==== Listed entries ====
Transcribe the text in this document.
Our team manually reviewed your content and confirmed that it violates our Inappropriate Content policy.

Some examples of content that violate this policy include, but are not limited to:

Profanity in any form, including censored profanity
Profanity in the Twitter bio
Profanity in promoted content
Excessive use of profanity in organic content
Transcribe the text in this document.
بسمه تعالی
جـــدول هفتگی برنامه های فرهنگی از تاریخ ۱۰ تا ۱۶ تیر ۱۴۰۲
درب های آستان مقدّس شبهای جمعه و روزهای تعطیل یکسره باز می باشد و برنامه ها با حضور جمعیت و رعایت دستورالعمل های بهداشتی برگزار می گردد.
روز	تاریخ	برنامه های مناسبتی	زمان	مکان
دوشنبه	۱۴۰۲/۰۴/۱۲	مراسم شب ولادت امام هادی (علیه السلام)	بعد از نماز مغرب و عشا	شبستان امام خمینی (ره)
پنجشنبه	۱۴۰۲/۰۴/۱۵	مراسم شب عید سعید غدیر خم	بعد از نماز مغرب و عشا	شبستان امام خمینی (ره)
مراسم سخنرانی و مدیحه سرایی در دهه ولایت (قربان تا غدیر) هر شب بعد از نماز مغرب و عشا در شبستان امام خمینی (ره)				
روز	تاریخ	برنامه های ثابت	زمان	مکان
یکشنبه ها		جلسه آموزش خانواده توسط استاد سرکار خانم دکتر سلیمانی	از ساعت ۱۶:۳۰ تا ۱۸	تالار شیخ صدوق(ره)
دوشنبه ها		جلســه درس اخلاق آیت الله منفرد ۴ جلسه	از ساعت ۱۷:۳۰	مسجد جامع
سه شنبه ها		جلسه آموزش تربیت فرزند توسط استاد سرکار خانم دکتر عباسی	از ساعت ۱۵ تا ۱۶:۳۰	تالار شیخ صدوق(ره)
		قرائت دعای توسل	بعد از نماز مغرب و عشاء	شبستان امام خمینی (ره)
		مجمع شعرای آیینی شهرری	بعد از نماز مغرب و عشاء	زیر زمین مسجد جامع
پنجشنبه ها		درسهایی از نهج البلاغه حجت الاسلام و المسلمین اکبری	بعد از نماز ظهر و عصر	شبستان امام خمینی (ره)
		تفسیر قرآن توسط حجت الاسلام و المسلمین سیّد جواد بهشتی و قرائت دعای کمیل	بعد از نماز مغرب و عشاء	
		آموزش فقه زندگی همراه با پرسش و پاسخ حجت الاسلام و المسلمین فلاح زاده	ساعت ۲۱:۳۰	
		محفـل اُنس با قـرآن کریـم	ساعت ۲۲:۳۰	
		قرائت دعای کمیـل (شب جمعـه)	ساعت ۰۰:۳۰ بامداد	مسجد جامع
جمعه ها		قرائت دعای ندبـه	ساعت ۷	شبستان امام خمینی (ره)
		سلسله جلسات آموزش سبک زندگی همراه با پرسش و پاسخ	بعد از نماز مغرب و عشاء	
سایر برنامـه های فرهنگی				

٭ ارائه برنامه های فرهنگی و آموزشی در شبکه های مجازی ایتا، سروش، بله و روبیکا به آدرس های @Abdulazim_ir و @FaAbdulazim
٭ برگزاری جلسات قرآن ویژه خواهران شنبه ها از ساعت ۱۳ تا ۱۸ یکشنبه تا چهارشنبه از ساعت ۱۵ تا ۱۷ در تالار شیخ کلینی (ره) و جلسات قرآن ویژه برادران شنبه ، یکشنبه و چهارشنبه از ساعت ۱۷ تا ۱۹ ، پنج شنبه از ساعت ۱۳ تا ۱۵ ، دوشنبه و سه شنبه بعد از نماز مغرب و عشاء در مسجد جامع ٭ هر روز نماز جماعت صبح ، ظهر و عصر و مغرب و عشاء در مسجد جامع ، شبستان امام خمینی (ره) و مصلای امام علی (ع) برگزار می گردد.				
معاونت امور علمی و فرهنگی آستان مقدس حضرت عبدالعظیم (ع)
====
Pull out and copy each line containing the string "همراه".

**Answer to this task:**
		آموزش فقه زندگی همراه با پرسش و پاسخ حجت الاسلام و المسلمین فلاح زاده	ساعت ۲۱:۳۰	
		سلسله جلسات آموزش سبک زندگی همراه با پرسش و پاسخ	بعد از نماز مغرب و عشاء	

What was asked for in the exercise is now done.